§ Task goal: List each line of the data that holds the string "constant".

§ Data provided:
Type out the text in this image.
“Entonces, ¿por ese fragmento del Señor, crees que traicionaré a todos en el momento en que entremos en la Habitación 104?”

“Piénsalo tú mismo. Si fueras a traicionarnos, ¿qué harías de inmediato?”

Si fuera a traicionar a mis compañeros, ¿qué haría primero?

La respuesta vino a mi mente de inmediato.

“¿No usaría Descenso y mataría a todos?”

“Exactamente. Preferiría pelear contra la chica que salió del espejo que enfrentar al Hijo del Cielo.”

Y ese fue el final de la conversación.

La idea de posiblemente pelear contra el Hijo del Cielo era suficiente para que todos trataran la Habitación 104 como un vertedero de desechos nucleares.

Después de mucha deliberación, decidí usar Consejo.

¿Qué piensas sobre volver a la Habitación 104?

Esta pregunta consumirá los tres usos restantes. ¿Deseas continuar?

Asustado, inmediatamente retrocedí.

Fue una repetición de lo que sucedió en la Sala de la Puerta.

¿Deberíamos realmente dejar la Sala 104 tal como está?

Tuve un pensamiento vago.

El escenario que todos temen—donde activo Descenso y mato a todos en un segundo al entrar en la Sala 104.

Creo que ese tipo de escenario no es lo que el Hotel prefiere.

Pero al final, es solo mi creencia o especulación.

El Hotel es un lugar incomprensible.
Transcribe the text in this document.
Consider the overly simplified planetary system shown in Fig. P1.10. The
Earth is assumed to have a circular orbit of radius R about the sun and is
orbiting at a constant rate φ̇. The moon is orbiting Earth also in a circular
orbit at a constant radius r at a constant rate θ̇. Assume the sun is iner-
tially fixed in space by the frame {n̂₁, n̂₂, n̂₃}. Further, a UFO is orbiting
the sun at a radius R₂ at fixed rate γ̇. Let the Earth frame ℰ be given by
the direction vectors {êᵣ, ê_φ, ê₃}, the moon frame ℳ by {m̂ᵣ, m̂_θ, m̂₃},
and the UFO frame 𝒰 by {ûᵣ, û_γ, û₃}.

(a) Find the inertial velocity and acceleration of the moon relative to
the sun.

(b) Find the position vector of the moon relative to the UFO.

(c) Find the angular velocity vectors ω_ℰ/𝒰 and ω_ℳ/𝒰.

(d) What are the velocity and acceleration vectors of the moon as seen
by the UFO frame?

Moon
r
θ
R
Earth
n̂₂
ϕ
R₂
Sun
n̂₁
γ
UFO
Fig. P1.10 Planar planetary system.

§ Full answer:
orbiting at a constant rate φ̇. The moon is orbiting Earth also in a circular
orbit at a constant radius r at a constant rate θ̇. Assume the sun is iner-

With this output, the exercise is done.